PASSAGE SHOWN
-- -- --

To give you a better idea of what you can do with a bow mounted trolling motor - On a "calm" day I can pull trolling baits about 2.3 mph with the extra weight of another large battery mounted in the front, an extra 6 gal. tank, more tackle boxes, a larger cooler, etc. I troll on the big pond (not to far out though) with my 40 horse/with a troll plate and the bow mount running just enough to steer the boot, it works great!!! If you decide with a bow mount make sure you get the longest shaft, as I stated earlier, these boats ride high, especially the bow, and heading into the wind will lift the motor/propeller out of the water. Usually when that gets going I just throw out the drift sock.

Hope that helps you out. 

Don't hesitate to ask more as I have received much information from the people in this forum and it's nice to be able to give some back.

Also, if you go to Minn Kota's web site they have a "choose your conditions" and they show you motor choices. http://www.minnkotamotors.com/products/motors/selectamotor/


----------



## barryl

richie722 said:


> Anybody have any deep cycle battery recommendations?


I have had many different kinds over the years and the Delco Voyager has lasted the longest on the water and over the winter. Kind of learn my lesson on that one and keep a trickle charge on all my batteries (2 deep cycles for the 5th wheel, Boat x 3 = one just for the Merc and electronics, one for the bow mount, and one spare in case I need to have to have an extended charge because I fished all day and night sometimes)


----------



## richie722

Thanks for the input. I will look into the Delco Voyager batteries. I am also looking into a Crown Deep Cycle Battery. I was looking at Trojan Deep Cycles because they are the compnay Minn Kota uses to make the Minn Kota branded battery. I called a local Trojan delaer near me to get a price and they said that I should consider the Crown Deep Cycle becaause it was about 40 dollars cheaper than the Trojan but just as much quality. Does anybody know where I can look up different battery specs for the Delco Voyager. It seems the AC Delco website doesnt give very specific information on batteries.


----------



## ESOX

I can fish for days at a time with two of the big Voyagers hooked in parallel to my 12V minn autopilot.


----------

-- -- --

EXERCISE
In the forum thread, which deep cycle battery does barryl say has lasted the longest?

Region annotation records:

-- -- --

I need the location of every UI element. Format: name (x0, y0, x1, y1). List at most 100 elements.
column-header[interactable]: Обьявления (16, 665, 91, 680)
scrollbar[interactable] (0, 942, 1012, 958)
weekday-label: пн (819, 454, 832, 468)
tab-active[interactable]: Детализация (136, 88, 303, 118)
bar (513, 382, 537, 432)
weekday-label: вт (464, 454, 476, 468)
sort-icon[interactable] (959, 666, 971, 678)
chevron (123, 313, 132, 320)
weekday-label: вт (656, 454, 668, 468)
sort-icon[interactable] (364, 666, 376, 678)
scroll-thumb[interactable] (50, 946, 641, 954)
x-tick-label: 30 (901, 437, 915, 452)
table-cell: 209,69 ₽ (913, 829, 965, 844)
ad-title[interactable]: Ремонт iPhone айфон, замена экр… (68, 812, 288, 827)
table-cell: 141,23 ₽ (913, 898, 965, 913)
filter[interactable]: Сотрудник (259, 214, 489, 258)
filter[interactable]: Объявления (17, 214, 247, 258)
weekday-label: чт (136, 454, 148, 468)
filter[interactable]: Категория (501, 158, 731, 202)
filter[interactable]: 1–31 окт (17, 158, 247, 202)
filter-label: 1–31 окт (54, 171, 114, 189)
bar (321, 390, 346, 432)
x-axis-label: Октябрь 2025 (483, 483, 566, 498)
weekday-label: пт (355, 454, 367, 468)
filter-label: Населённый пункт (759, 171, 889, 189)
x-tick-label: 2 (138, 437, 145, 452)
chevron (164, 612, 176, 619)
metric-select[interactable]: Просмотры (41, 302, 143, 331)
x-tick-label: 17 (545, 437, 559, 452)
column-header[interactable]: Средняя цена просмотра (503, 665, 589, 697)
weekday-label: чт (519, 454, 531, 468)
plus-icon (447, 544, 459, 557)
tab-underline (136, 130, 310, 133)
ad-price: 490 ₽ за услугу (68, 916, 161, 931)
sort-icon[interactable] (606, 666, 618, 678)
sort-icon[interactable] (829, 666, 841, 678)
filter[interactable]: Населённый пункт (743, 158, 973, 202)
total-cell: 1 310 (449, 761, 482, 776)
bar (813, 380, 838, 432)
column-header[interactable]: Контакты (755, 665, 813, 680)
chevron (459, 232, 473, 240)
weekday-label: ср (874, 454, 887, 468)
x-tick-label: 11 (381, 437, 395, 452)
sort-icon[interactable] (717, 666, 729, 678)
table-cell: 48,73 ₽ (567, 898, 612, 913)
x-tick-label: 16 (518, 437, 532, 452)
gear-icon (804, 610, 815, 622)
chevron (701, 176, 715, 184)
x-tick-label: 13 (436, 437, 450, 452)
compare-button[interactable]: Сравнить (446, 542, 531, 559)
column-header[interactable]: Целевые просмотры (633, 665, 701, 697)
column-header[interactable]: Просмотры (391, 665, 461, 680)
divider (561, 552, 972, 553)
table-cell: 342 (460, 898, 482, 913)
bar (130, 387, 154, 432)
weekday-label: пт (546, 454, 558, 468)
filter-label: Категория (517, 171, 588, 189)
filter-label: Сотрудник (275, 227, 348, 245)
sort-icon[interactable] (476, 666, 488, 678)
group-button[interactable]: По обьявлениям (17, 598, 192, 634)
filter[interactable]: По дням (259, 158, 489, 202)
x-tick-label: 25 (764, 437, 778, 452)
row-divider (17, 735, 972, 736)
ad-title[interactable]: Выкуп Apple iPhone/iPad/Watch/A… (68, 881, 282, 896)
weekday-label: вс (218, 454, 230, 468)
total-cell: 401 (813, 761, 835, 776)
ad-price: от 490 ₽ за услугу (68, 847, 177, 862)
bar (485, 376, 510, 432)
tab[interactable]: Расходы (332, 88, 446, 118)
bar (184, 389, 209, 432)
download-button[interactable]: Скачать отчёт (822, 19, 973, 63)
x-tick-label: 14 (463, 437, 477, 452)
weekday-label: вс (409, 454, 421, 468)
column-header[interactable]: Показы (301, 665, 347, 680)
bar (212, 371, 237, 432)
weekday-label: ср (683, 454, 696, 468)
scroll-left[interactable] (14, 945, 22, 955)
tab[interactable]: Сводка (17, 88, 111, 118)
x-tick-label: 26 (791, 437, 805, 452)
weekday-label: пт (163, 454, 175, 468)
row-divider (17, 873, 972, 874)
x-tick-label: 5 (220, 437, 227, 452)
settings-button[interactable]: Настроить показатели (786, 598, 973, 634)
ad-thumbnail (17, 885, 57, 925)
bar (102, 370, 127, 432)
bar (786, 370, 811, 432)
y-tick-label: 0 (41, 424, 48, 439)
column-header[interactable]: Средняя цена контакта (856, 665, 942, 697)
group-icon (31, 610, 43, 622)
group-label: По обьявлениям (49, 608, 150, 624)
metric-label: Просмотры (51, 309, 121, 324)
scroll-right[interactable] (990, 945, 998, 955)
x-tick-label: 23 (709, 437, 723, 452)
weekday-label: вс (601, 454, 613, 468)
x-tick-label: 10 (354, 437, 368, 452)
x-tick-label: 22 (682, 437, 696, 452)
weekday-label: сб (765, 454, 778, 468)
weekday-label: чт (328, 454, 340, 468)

-- -- --

SOLUTION BELOW
The Delco Voyager